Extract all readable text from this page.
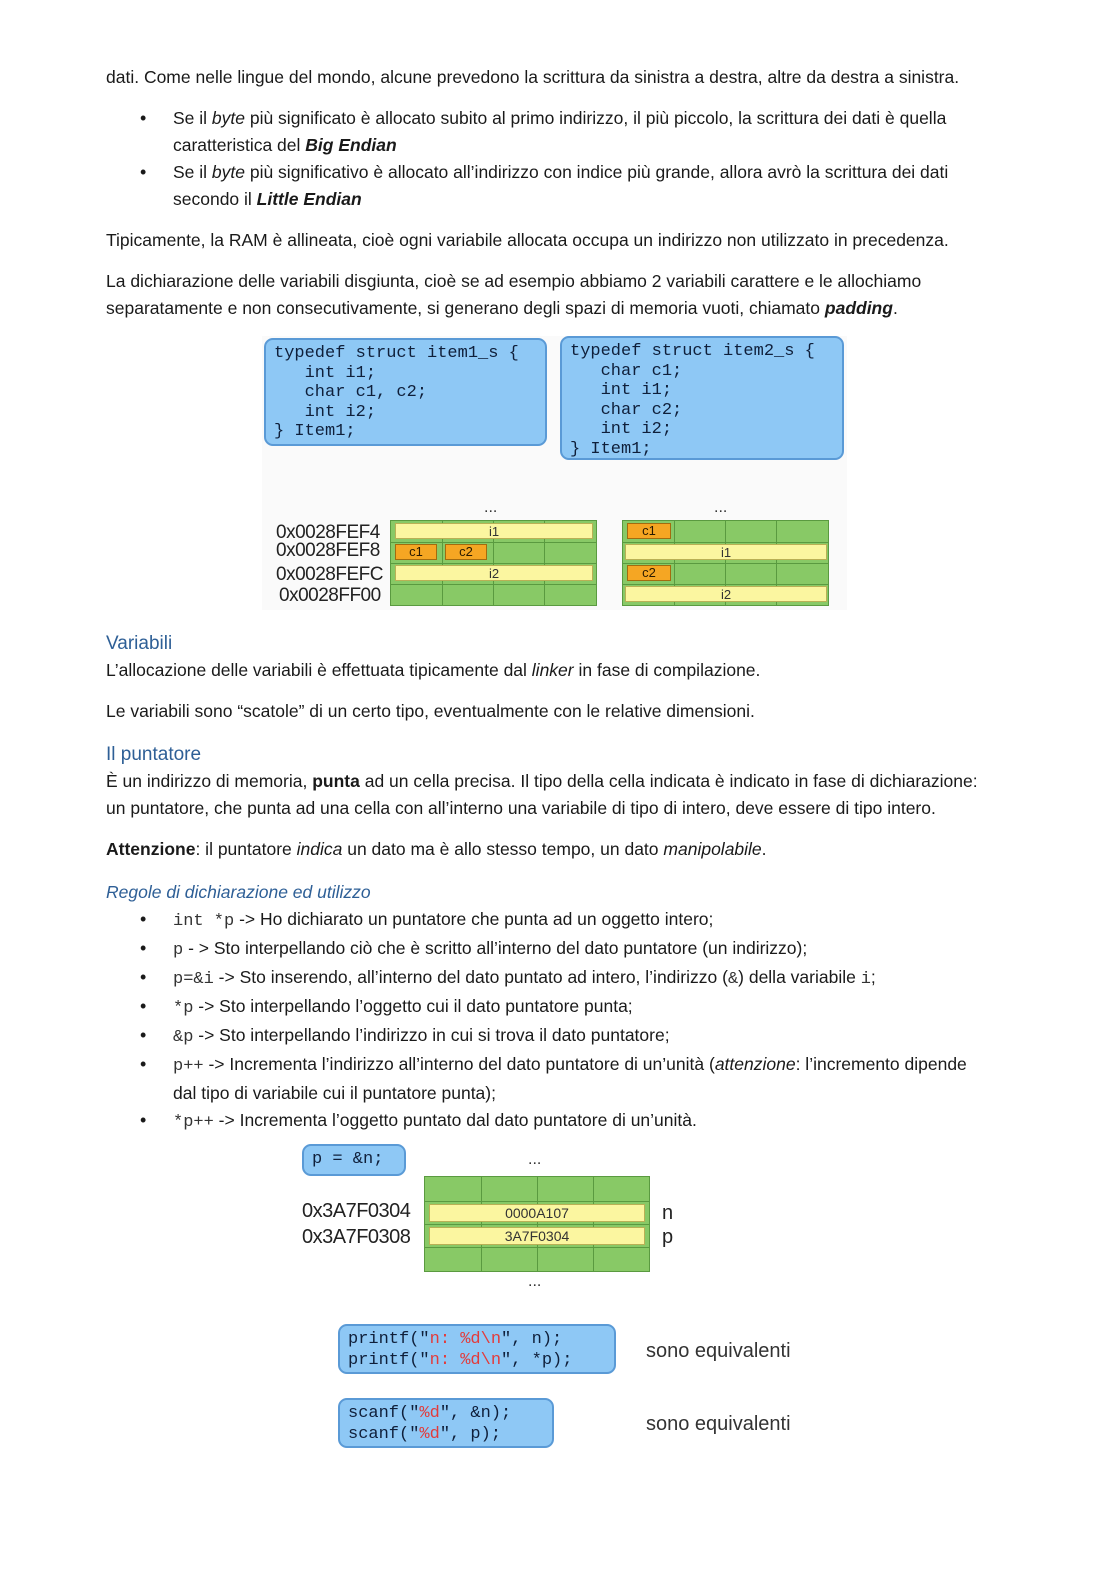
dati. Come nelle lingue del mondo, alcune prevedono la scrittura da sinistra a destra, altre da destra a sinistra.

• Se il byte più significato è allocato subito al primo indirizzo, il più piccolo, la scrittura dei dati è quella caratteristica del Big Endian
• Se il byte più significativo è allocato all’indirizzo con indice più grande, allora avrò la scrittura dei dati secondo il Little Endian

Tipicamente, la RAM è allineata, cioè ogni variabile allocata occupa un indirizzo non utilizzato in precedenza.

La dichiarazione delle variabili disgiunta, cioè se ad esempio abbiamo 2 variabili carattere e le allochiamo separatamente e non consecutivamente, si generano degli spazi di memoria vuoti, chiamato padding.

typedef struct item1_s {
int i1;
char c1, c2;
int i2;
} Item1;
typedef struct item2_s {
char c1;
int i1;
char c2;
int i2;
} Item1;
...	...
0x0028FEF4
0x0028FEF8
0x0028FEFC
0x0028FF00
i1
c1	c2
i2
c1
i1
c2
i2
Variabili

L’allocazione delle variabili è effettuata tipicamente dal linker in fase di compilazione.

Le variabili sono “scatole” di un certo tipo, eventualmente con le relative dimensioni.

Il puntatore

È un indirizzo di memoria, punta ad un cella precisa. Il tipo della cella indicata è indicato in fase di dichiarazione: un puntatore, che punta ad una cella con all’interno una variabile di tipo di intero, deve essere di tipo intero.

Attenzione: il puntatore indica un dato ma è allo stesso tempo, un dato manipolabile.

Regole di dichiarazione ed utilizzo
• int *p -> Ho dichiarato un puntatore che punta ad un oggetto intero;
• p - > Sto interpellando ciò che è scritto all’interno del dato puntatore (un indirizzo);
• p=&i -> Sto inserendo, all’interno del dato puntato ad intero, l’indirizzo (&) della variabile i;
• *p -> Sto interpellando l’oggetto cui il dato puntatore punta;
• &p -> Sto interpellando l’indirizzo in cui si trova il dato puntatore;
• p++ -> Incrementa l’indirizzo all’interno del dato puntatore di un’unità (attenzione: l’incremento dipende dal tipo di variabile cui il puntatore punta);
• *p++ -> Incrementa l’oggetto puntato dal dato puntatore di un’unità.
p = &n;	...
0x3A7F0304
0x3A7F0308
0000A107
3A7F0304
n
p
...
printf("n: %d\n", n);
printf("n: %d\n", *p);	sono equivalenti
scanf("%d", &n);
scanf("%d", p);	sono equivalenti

---

**SET EXERCISE**
Except for the pictures, copy the material above exactly.

**WRITTEN ANSWER**
Extract all readable text from this page.
dati. Come nelle lingue del mondo, alcune prevedono la scrittura da sinistra a destra, altre da destra a sinistra.

• Se il byte più significato è allocato subito al primo indirizzo, il più piccolo, la scrittura dei dati è quella caratteristica del Big Endian
• Se il byte più significativo è allocato all’indirizzo con indice più grande, allora avrò la scrittura dei dati secondo il Little Endian

Tipicamente, la RAM è allineata, cioè ogni variabile allocata occupa un indirizzo non utilizzato in precedenza.

La dichiarazione delle variabili disgiunta, cioè se ad esempio abbiamo 2 variabili carattere e le allochiamo separatamente e non consecutivamente, si generano degli spazi di memoria vuoti, chiamato padding.

typedef struct item1_s {
int i1;
char c1, c2;
int i2;
} Item1;
typedef struct item2_s {
char c1;
int i1;
char c2;
int i2;
} Item1;
...	...
0x0028FEF4
0x0028FEF8
0x0028FEFC
0x0028FF00
i1
c1	c2
i2
c1
i1
c2
i2
Variabili

L’allocazione delle variabili è effettuata tipicamente dal linker in fase di compilazione.

Le variabili sono “scatole” di un certo tipo, eventualmente con le relative dimensioni.

Il puntatore

È un indirizzo di memoria, punta ad un cella precisa. Il tipo della cella indicata è indicato in fase di dichiarazione: un puntatore, che punta ad una cella con all’interno una variabile di tipo di intero, deve essere di tipo intero.

Attenzione: il puntatore indica un dato ma è allo stesso tempo, un dato manipolabile.

Regole di dichiarazione ed utilizzo
• int *p -> Ho dichiarato un puntatore che punta ad un oggetto intero;
• p - > Sto interpellando ciò che è scritto all’interno del dato puntatore (un indirizzo);
• p=&i -> Sto inserendo, all’interno del dato puntato ad intero, l’indirizzo (&) della variabile i;
• *p -> Sto interpellando l’oggetto cui il dato puntatore punta;
• &p -> Sto interpellando l’indirizzo in cui si trova il dato puntatore;
• p++ -> Incrementa l’indirizzo all’interno del dato puntatore di un’unità (attenzione: l’incremento dipende dal tipo di variabile cui il puntatore punta);
• *p++ -> Incrementa l’oggetto puntato dal dato puntatore di un’unità.
p = &n;	...
0x3A7F0304
0x3A7F0308
0000A107
3A7F0304
n
p
...
printf("n: %d\n", n);
printf("n: %d\n", *p);	sono equivalenti
scanf("%d", &n);
scanf("%d", p);	sono equivalenti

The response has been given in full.